## Your objective:
Can you recast everything from the line containing "panel-cpu-title: CPU 占用率 [462, 433, 536, 449]" down to the line containing "classes-x-tick-label: 14:47 [200, 667, 237, 682]" as a JSON list of strings, one string per line, with blank lines left out?

(Stored dataset items)

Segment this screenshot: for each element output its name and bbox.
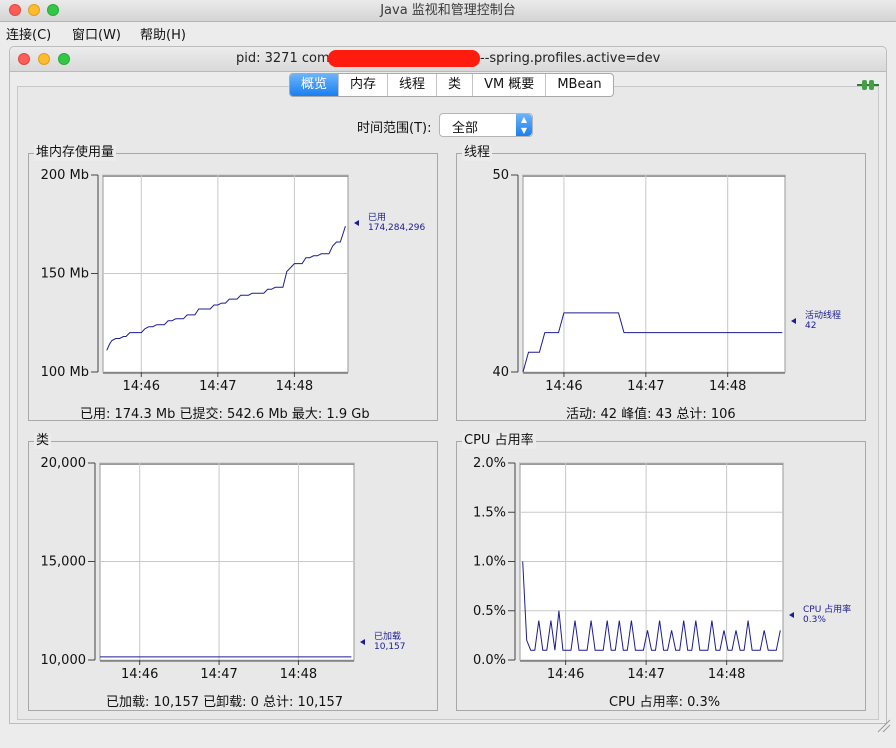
panel-cpu-title: CPU 占用率 [462, 433, 536, 449]
classes-chart: 10,000 15,000 20,000 14:46 14:47 14:48 已加载10,1… [41, 456, 406, 682]
cpu-legend-value: 0.3% [803, 615, 826, 625]
classes-x-tick-label: 14:47 [200, 667, 237, 682]
classes-legend-value: 10,157 [374, 642, 406, 652]
menu-connect[interactable]: 连接(C) [6, 24, 51, 43]
heap-y-tick-label: 100 Mb [41, 365, 89, 380]
cpu-summary: CPU 占用率: 0.3% [609, 695, 721, 710]
threads-x-tick-label: 14:47 [627, 379, 664, 394]
cpu-legend-marker [789, 612, 794, 618]
cpu-legend-name: CPU 占用率 [803, 603, 851, 615]
zoom-connection-button[interactable] [58, 53, 70, 65]
menu-bar: 连接(C) 窗口(W) 帮助(H) [0, 22, 896, 43]
minimize-connection-button[interactable] [38, 53, 50, 65]
tab-threads[interactable]: 线程 [388, 74, 438, 96]
tab-bar: 概览 内存 线程 类 VM 概要 MBean [289, 73, 614, 97]
threads-chart: 40 50 14:46 14:47 14:48 活动线程42 [492, 168, 841, 394]
heap-chart: 100 Mb 150 Mb 200 Mb 14:46 14:47 14:48 已用174,2… [41, 168, 426, 394]
updown-arrow-icon: ▲ ▼ [516, 114, 532, 136]
threads-plot-area [522, 174, 786, 373]
connection-title-suffix: --spring.profiles.active=dev [480, 51, 661, 66]
zoom-window-button[interactable] [47, 4, 59, 16]
tab-mbean[interactable]: MBean [546, 74, 612, 96]
heap-x-tick-label: 14:46 [123, 379, 160, 394]
time-range-select[interactable]: 全部 ▲ ▼ [439, 113, 533, 137]
classes-y-tick-label: 15,000 [41, 555, 87, 570]
threads-y-tick-label: 40 [492, 365, 509, 380]
cpu-x-tick-label: 14:46 [547, 667, 584, 682]
heap-y-tick-label: 200 Mb [41, 168, 89, 183]
connection-title-prefix: pid: 3271 com [236, 51, 330, 66]
heap-legend-value: 174,284,296 [368, 223, 426, 233]
threads-y-tick-label: 50 [492, 168, 509, 183]
heap-x-tick-label: 14:47 [199, 379, 236, 394]
classes-x-tick-label: 14:48 [280, 667, 317, 682]
redaction-bar [328, 50, 480, 67]
classes-y-tick-label: 20,000 [41, 456, 87, 471]
heap-summary: 已用: 174.3 Mb 已提交: 542.6 Mb 最大: 1.9 Gb [80, 407, 370, 422]
cpu-chart: 0.0% 0.5% 1.0% 1.5% 2.0% 14:46 14:47 14:48 CPU 占… [473, 456, 851, 682]
time-range-value: 全部 [452, 121, 479, 136]
plug-connected-icon [857, 80, 879, 90]
close-connection-button[interactable] [18, 53, 30, 65]
threads-legend-marker [791, 318, 796, 324]
cpu-y-tick-label: 1.5% [473, 505, 506, 520]
heap-x-tick-label: 14:48 [276, 379, 313, 394]
classes-legend-name: 已加载 [374, 630, 401, 642]
threads-x-tick-label: 14:46 [545, 379, 582, 394]
heap-legend-name: 已用 [368, 212, 386, 223]
tab-overview[interactable]: 概览 [290, 74, 340, 96]
window-title: Java 监视和管理控制台 [380, 3, 516, 18]
cpu-y-tick-label: 2.0% [473, 456, 506, 471]
classes-legend-marker [360, 639, 365, 645]
panel-heap-title: 堆内存使用量 [34, 145, 117, 161]
connection-window-titlebar: pid: 3271 com --spring.profiles.active=d… [10, 47, 886, 72]
threads-x-tick-label: 14:48 [709, 379, 746, 394]
heap-legend-marker [354, 220, 359, 226]
menu-help[interactable]: 帮助(H) [140, 24, 186, 43]
menu-window[interactable]: 窗口(W) [72, 24, 121, 43]
cpu-y-tick-label: 0.5% [473, 604, 506, 619]
panel-threads-title: 线程 [462, 145, 493, 161]
heap-y-tick-label: 150 Mb [41, 267, 89, 282]
window-titlebar: Java 监视和管理控制台 [0, 0, 896, 22]
tab-memory[interactable]: 内存 [339, 74, 389, 96]
classes-y-tick-label: 10,000 [41, 653, 87, 668]
cpu-x-tick-label: 14:48 [708, 667, 745, 682]
resize-grip-icon[interactable] [872, 714, 892, 734]
tab-vm-summary[interactable]: VM 概要 [473, 74, 547, 96]
time-range-label: 时间范围(T): [357, 121, 432, 136]
classes-summary: 已加载: 10,157 已卸载: 0 总计: 10,157 [106, 695, 344, 710]
classes-x-tick-label: 14:46 [121, 667, 158, 682]
threads-legend-value: 42 [805, 321, 816, 331]
threads-legend-name: 活动线程 [805, 309, 841, 321]
cpu-x-tick-label: 14:47 [627, 667, 664, 682]
threads-summary: 活动: 42 峰值: 43 总计: 106 [566, 407, 736, 422]
panel-classes-title: 类 [34, 433, 52, 449]
minimize-window-button[interactable] [28, 4, 40, 16]
tab-classes[interactable]: 类 [437, 74, 474, 96]
cpu-y-tick-label: 0.0% [473, 653, 506, 668]
close-window-button[interactable] [9, 4, 21, 16]
cpu-y-tick-label: 1.0% [473, 555, 506, 570]
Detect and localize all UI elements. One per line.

## Exercise output:
[
  "panel-cpu-title: CPU 占用率 [462, 433, 536, 449]",
  "classes-chart: 10,000 15,000 20,000 14:46 14:47 14:48 已加载10,1… [41, 456, 406, 682]",
  "cpu-legend-value: 0.3% [803, 615, 826, 625]",
  "classes-x-tick-label: 14:47 [200, 667, 237, 682]"
]